━━━━━ Entries supplied

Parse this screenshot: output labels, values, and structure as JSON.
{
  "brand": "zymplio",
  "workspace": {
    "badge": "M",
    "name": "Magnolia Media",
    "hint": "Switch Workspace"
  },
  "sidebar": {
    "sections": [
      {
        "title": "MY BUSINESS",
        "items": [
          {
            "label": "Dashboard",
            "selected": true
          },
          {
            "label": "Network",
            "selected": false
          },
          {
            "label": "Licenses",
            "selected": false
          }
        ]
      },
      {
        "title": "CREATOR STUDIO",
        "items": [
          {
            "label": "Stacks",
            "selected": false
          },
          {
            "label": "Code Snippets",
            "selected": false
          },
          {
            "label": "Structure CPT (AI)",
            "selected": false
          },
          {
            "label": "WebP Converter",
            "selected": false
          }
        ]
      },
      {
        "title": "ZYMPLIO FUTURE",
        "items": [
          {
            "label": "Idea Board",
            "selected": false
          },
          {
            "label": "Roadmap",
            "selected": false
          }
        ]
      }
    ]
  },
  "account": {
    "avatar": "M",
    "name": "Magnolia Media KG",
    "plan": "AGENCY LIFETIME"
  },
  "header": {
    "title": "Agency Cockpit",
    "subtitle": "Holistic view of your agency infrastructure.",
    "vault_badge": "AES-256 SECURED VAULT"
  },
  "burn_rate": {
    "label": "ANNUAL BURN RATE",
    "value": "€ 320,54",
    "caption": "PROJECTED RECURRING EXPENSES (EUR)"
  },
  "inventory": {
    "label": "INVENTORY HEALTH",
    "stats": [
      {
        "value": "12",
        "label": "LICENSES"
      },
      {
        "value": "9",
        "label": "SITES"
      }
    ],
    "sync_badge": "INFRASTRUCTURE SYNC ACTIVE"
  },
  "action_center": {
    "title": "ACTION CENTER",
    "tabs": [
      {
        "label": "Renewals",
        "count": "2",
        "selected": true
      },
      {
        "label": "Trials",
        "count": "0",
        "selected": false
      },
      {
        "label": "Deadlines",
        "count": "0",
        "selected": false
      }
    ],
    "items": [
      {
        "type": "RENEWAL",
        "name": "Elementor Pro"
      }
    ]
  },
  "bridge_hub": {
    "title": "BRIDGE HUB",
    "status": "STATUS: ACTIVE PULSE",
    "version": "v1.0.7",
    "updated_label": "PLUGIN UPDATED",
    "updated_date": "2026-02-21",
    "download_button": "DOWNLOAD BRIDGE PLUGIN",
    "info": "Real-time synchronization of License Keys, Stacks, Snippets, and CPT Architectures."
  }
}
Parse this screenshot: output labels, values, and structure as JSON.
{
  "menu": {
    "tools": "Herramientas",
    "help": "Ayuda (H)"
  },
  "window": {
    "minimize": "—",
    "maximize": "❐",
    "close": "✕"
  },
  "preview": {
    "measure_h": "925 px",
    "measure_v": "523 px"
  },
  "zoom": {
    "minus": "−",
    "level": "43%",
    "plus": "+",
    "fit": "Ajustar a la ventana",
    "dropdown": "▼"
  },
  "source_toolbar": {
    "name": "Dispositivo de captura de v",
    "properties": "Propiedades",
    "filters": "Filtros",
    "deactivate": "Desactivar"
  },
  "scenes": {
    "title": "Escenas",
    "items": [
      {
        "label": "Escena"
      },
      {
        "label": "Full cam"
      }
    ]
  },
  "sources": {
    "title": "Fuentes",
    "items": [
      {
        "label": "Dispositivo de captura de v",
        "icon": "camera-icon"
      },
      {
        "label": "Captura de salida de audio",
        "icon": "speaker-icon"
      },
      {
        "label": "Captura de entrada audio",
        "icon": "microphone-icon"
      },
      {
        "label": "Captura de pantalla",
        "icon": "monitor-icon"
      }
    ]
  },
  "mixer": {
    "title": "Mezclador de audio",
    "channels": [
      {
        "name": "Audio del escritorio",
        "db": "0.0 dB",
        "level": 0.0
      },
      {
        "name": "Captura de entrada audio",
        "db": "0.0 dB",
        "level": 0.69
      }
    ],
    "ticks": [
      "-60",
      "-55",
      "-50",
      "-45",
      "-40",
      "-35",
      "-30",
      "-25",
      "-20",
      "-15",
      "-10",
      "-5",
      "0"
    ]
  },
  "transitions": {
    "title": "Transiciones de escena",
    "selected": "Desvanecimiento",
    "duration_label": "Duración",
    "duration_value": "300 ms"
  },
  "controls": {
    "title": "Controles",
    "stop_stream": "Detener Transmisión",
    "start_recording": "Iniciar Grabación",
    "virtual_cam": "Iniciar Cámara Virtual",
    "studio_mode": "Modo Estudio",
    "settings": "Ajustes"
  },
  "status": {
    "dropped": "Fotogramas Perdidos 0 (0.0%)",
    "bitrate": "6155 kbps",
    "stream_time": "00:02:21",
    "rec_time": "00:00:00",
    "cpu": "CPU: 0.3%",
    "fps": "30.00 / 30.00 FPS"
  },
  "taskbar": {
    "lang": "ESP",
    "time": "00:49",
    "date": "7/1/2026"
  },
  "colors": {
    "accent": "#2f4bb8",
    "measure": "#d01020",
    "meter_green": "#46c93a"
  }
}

━━━━━━━━━━

Return each line of the data exactly as written above.

◆ Completed task:
Parse this screenshot: output labels, values, and structure as JSON.
{
  "brand": "zymplio",
  "workspace": {
    "badge": "M",
    "name": "Magnolia Media",
    "hint": "Switch Workspace"
  },
  "sidebar": {
    "sections": [
      {
        "title": "MY BUSINESS",
        "items": [
          {
            "label": "Dashboard",
            "selected": true
          },
          {
            "label": "Network",
            "selected": false
          },
          {
            "label": "Licenses",
            "selected": false
          }
        ]
      },
      {
        "title": "CREATOR STUDIO",
        "items": [
          {
            "label": "Stacks",
            "selected": false
          },
          {
            "label": "Code Snippets",
            "selected": false
          },
          {
            "label": "Structure CPT (AI)",
            "selected": false
          },
          {
            "label": "WebP Converter",
            "selected": false
          }
        ]
      },
      {
        "title": "ZYMPLIO FUTURE",
        "items": [
          {
            "label": "Idea Board",
            "selected": false
          },
          {
            "label": "Roadmap",
            "selected": false
          }
        ]
      }
    ]
  },
  "account": {
    "avatar": "M",
    "name": "Magnolia Media KG",
    "plan": "AGENCY LIFETIME"
  },
  "header": {
    "title": "Agency Cockpit",
    "subtitle": "Holistic view of your agency infrastructure.",
    "vault_badge": "AES-256 SECURED VAULT"
  },
  "burn_rate": {
    "label": "ANNUAL BURN RATE",
    "value": "€ 320,54",
    "caption": "PROJECTED RECURRING EXPENSES (EUR)"
  },
  "inventory": {
    "label": "INVENTORY HEALTH",
    "stats": [
      {
        "value": "12",
        "label": "LICENSES"
      },
      {
        "value": "9",
        "label": "SITES"
      }
    ],
    "sync_badge": "INFRASTRUCTURE SYNC ACTIVE"
  },
  "action_center": {
    "title": "ACTION CENTER",
    "tabs": [
      {
        "label": "Renewals",
        "count": "2",
        "selected": true
      },
      {
        "label": "Trials",
        "count": "0",
        "selected": false
      },
      {
        "label": "Deadlines",
        "count": "0",
        "selected": false
      }
    ],
    "items": [
      {
        "type": "RENEWAL",
        "name": "Elementor Pro"
      }
    ]
  },
  "bridge_hub": {
    "title": "BRIDGE HUB",
    "status": "STATUS: ACTIVE PULSE",
    "version": "v1.0.7",
    "updated_label": "PLUGIN UPDATED",
    "updated_date": "2026-02-21",
    "download_button": "DOWNLOAD BRIDGE PLUGIN",
    "info": "Real-time synchronization of License Keys, Stacks, Snippets, and CPT Architectures."
  }
}
Parse this screenshot: output labels, values, and structure as JSON.
{
  "menu": {
    "tools": "Herramientas",
    "help": "Ayuda (H)"
  },
  "window": {
    "minimize": "—",
    "maximize": "❐",
    "close": "✕"
  },
  "preview": {
    "measure_h": "925 px",
    "measure_v": "523 px"
  },
  "zoom": {
    "minus": "−",
    "level": "43%",
    "plus": "+",
    "fit": "Ajustar a la ventana",
    "dropdown": "▼"
  },
  "source_toolbar": {
    "name": "Dispositivo de captura de v",
    "properties": "Propiedades",
    "filters": "Filtros",
    "deactivate": "Desactivar"
  },
  "scenes": {
    "title": "Escenas",
    "items": [
      {
        "label": "Escena"
      },
      {
        "label": "Full cam"
      }
    ]
  },
  "sources": {
    "title": "Fuentes",
    "items": [
      {
        "label": "Dispositivo de captura de v",
        "icon": "camera-icon"
      },
      {
        "label": "Captura de salida de audio",
        "icon": "speaker-icon"
      },
      {
        "label": "Captura de entrada audio",
        "icon": "microphone-icon"
      },
      {
        "label": "Captura de pantalla",
        "icon": "monitor-icon"
      }
    ]
  },
  "mixer": {
    "title": "Mezclador de audio",
    "channels": [
      {
        "name": "Audio del escritorio",
        "db": "0.0 dB",
        "level": 0.0
      },
      {
        "name": "Captura de entrada audio",
        "db": "0.0 dB",
        "level": 0.69
      }
    ],
    "ticks": [
      "-60",
      "-55",
      "-50",
      "-45",
      "-40",
      "-35",
      "-30",
      "-25",
      "-20",
      "-15",
      "-10",
      "-5",
      "0"
    ]
  },
  "transitions": {
    "title": "Transiciones de escena",
    "selected": "Desvanecimiento",
    "duration_label": "Duración",
    "duration_value": "300 ms"
  },
  "controls": {
    "title": "Controles",
    "stop_stream": "Detener Transmisión",
    "start_recording": "Iniciar Grabación",
    "virtual_cam": "Iniciar Cámara Virtual",
    "studio_mode": "Modo Estudio",
    "settings": "Ajustes"
  },
  "status": {
    "dropped": "Fotogramas Perdidos 0 (0.0%)",
    "bitrate": "6155 kbps",
    "stream_time": "00:02:21",
    "rec_time": "00:00:00",
    "cpu": "CPU: 0.3%",
    "fps": "30.00 / 30.00 FPS"
  },
  "taskbar": {
    "lang": "ESP",
    "time": "00:49",
    "date": "7/1/2026"
  },
  "colors": {
    "accent": "#2f4bb8",
    "measure": "#d01020",
    "meter_green": "#46c93a"
  }
}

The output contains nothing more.